━━ TASK INPUTS ━━

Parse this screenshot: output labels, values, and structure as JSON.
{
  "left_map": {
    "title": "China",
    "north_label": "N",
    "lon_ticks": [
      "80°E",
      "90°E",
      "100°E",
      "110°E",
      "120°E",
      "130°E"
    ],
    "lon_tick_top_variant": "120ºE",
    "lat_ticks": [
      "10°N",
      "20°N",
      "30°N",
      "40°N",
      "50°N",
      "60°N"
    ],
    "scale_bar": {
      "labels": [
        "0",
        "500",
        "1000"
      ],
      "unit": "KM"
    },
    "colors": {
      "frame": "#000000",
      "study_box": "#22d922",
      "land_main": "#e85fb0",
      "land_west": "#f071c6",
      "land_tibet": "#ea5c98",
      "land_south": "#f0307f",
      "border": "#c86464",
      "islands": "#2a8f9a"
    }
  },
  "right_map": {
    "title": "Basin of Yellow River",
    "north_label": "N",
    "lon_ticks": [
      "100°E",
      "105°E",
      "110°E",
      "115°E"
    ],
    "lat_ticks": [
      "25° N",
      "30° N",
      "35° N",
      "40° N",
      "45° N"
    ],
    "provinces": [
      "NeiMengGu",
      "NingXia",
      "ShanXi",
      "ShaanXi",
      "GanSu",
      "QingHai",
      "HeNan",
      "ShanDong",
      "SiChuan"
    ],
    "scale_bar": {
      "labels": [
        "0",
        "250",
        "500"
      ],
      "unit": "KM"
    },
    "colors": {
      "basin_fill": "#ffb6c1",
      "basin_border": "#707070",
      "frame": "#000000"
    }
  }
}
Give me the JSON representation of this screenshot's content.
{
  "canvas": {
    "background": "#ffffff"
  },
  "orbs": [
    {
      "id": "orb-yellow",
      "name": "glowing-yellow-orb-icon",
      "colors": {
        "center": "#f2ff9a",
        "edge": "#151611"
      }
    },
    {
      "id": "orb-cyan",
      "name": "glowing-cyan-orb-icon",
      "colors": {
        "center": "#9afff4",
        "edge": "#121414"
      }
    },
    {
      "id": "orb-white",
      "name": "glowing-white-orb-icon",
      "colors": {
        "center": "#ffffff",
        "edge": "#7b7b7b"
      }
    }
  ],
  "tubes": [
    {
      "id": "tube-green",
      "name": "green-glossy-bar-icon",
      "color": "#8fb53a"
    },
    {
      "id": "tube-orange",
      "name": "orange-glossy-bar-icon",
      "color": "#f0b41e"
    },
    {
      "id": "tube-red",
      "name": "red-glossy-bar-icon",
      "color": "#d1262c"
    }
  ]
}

━━━

→ CHALLENGE: Identify each line in the entries with the word "glowing" and copy it.

→ TASK SOLUTION:
      "name": "glowing-yellow-orb-icon",
      "name": "glowing-cyan-orb-icon",
      "name": "glowing-white-orb-icon",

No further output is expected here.